Entries taken from a collection:
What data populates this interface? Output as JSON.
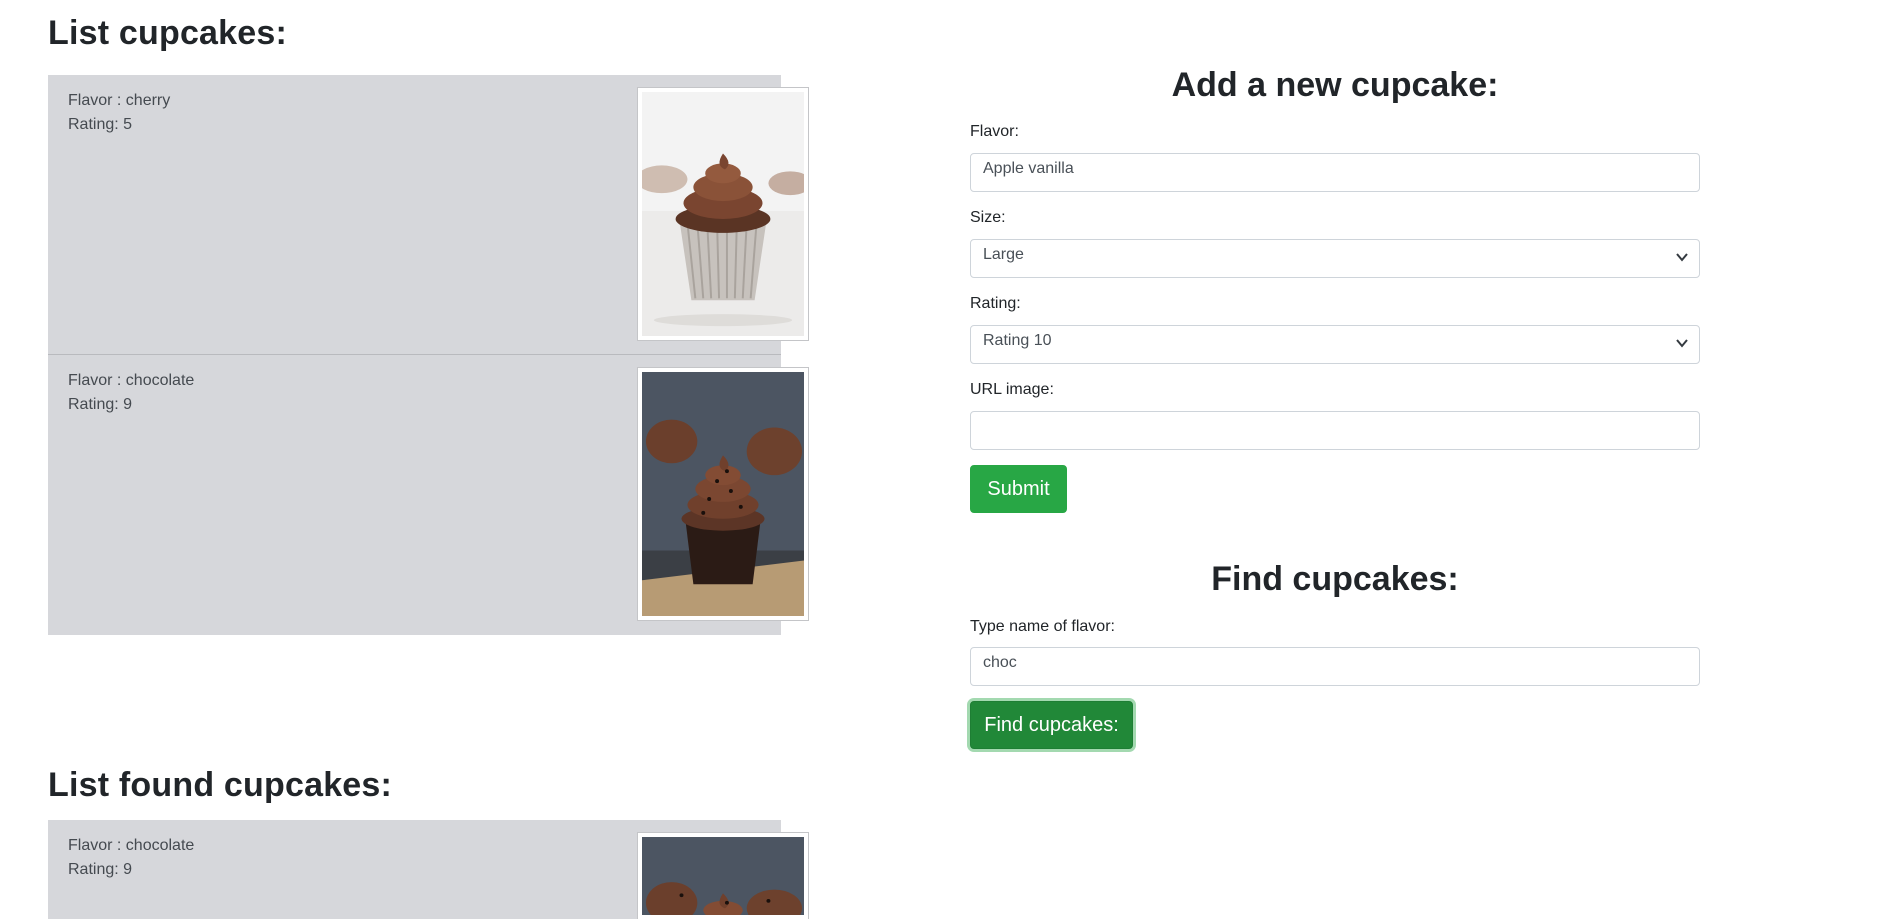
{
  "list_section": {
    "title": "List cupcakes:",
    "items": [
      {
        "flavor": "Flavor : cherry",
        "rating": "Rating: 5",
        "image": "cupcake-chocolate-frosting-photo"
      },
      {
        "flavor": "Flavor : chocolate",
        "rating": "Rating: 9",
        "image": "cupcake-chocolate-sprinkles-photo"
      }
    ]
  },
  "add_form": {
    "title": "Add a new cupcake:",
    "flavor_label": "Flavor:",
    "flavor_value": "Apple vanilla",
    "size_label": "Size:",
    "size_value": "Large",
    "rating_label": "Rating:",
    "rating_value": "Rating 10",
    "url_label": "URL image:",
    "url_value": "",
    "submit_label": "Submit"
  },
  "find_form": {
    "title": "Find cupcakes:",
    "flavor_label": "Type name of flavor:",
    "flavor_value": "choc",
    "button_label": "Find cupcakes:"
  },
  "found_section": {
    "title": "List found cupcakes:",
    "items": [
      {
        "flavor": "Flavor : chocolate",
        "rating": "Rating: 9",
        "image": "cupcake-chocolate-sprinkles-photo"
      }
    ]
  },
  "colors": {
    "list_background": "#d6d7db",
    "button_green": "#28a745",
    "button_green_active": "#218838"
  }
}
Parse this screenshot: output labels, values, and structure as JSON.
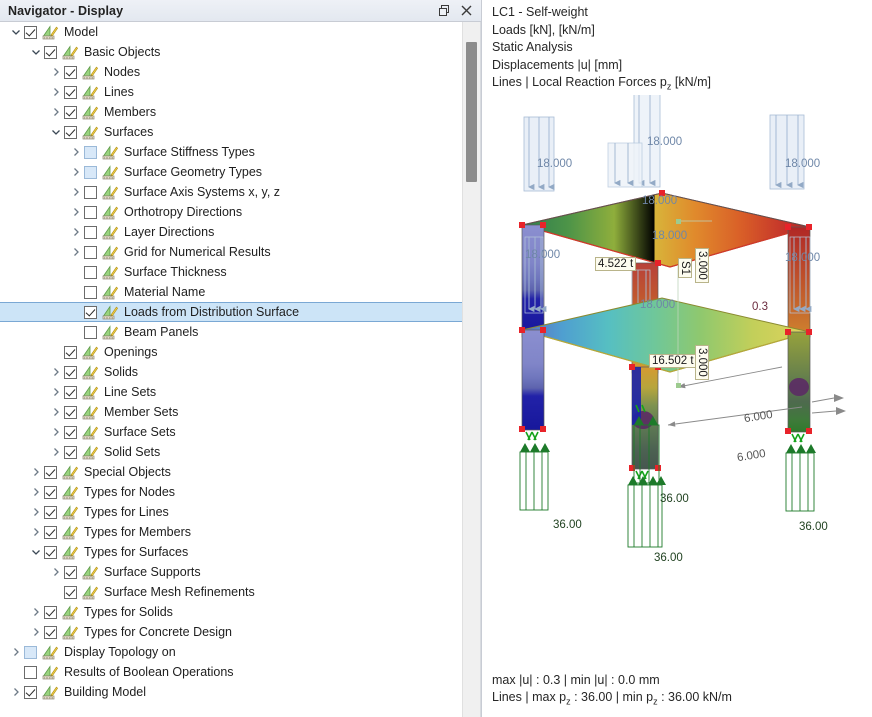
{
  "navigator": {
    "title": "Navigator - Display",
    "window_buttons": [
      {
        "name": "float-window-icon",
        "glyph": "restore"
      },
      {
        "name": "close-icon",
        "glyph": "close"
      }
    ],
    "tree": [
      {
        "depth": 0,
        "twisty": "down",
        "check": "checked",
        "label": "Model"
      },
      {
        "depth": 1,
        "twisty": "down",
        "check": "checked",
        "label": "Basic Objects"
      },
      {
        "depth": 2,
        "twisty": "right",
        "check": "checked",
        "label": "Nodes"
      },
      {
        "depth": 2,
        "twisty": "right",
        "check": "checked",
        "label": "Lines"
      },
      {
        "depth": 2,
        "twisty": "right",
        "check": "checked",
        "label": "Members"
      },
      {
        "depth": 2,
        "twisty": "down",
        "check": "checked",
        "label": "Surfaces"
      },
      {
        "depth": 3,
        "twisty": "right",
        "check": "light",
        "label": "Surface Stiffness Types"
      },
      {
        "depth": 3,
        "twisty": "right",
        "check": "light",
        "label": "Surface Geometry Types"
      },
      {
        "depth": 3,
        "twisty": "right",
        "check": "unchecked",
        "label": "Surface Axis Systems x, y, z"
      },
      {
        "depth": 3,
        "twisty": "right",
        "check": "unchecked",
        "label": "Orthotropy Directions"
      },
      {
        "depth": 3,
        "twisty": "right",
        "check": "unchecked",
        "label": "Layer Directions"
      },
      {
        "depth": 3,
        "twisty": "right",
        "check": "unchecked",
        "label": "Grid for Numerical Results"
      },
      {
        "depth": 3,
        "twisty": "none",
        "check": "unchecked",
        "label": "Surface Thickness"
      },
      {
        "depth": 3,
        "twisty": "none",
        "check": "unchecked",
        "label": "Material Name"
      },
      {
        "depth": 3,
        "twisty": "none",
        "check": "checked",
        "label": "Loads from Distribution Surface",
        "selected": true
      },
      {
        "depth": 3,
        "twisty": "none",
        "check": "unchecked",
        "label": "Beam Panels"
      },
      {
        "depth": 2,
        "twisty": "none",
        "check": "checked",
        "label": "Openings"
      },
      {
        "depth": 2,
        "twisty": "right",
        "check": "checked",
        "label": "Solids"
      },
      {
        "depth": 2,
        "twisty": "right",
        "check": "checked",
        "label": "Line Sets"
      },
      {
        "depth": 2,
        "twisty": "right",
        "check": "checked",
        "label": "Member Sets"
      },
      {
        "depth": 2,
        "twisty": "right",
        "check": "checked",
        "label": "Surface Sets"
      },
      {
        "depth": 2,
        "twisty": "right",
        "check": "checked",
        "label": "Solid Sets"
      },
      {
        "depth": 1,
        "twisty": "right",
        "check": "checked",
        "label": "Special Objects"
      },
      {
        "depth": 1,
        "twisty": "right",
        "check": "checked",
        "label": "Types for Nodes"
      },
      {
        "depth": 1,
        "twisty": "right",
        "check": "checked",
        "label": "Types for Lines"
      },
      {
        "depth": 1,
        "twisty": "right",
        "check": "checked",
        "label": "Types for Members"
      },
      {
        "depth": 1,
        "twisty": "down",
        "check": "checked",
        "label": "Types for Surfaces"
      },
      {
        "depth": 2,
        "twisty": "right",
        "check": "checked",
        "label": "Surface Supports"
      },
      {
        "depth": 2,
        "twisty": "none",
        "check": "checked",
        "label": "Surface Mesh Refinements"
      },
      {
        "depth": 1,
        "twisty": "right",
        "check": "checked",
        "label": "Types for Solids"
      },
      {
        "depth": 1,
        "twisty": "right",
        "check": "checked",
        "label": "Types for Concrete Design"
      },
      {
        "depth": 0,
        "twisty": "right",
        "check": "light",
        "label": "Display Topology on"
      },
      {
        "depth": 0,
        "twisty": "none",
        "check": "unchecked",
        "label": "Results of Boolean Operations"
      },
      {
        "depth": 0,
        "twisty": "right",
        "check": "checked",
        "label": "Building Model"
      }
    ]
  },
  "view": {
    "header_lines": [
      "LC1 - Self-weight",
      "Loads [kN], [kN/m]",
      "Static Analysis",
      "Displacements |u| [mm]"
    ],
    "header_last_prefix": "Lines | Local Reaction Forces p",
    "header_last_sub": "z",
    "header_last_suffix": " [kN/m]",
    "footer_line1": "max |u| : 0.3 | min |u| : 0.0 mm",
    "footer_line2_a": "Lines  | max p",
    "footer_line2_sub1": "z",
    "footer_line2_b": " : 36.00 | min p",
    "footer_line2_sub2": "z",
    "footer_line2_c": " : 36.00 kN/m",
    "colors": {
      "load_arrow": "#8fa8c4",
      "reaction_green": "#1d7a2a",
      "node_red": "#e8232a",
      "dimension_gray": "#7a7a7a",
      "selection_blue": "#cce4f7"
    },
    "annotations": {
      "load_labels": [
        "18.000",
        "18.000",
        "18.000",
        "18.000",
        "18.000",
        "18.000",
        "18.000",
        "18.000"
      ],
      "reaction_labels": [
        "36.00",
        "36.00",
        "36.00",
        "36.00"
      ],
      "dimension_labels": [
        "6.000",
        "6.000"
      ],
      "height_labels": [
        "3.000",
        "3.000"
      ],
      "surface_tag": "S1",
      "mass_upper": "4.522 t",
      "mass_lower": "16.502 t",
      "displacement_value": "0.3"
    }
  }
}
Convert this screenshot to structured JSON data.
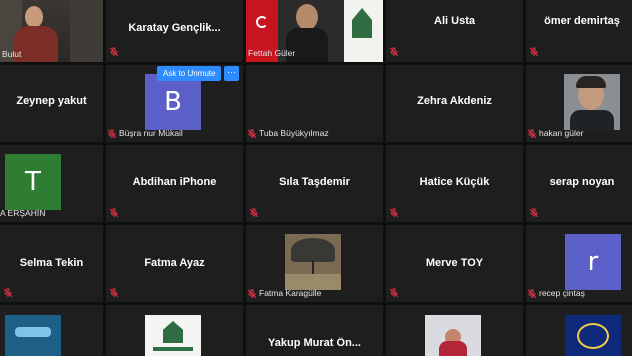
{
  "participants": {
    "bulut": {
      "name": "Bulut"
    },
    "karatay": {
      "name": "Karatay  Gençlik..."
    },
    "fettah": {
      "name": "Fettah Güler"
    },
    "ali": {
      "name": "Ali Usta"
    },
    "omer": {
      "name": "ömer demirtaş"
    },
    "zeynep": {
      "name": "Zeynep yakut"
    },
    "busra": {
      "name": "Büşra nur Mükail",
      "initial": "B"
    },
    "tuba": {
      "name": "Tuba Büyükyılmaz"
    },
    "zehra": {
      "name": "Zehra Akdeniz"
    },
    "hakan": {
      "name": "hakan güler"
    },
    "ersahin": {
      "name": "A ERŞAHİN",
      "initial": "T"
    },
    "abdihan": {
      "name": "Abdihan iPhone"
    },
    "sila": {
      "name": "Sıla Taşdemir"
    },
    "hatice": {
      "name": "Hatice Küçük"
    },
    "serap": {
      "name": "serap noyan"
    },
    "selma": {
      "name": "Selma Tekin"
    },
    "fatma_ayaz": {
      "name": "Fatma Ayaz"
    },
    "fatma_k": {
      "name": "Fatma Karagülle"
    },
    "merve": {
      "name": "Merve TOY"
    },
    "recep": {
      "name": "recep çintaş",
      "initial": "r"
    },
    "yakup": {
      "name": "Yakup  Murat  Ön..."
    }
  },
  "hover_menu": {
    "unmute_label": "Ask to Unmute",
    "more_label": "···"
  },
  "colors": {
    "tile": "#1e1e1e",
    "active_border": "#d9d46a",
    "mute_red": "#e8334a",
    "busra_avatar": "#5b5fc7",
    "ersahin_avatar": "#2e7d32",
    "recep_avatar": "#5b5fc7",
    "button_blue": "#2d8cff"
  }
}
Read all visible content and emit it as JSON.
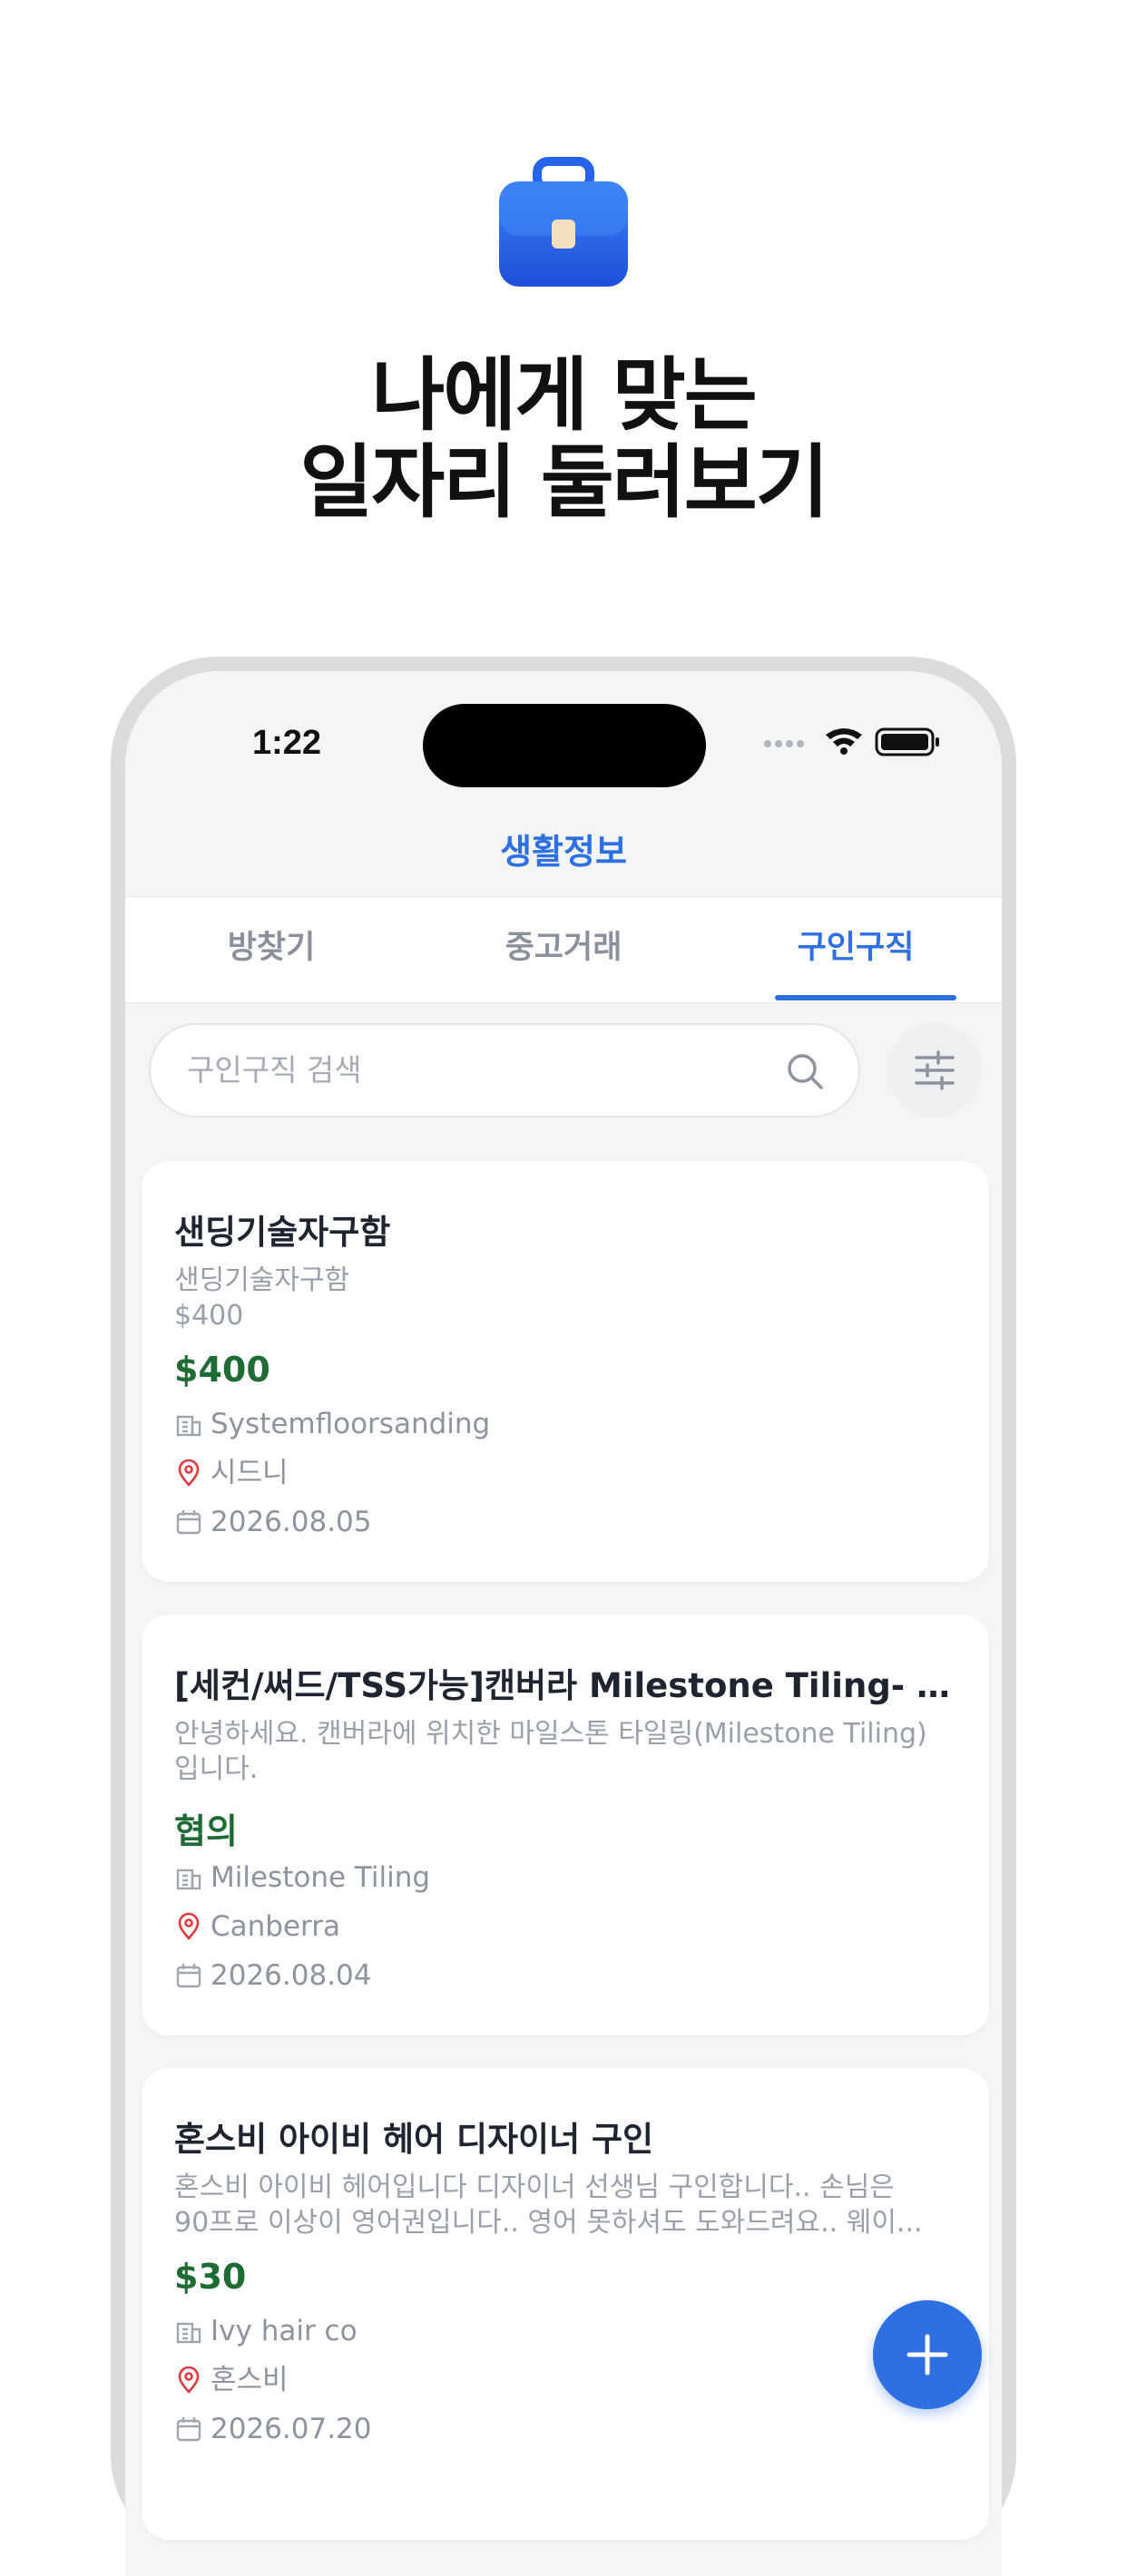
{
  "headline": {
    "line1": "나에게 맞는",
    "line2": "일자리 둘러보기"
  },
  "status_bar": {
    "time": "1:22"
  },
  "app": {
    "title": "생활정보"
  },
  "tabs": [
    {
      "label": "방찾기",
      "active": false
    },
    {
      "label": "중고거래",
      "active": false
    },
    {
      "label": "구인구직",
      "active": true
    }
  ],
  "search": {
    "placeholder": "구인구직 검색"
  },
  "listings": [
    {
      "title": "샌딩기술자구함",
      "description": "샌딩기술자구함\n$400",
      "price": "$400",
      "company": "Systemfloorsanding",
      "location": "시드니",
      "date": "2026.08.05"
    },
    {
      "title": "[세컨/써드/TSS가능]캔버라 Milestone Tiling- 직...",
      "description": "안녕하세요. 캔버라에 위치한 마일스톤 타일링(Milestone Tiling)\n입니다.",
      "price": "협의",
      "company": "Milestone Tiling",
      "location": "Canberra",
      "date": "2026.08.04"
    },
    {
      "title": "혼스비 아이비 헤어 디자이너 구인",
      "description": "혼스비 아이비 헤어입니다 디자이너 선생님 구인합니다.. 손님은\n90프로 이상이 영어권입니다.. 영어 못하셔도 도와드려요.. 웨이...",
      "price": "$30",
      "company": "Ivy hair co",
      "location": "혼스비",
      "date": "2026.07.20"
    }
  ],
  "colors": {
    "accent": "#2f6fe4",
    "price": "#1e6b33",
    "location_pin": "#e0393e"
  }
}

TASK STATEMENT: Among the lines above, determine how many hold the word "title"; report the figure alone.

RESPONSE BELOW: 9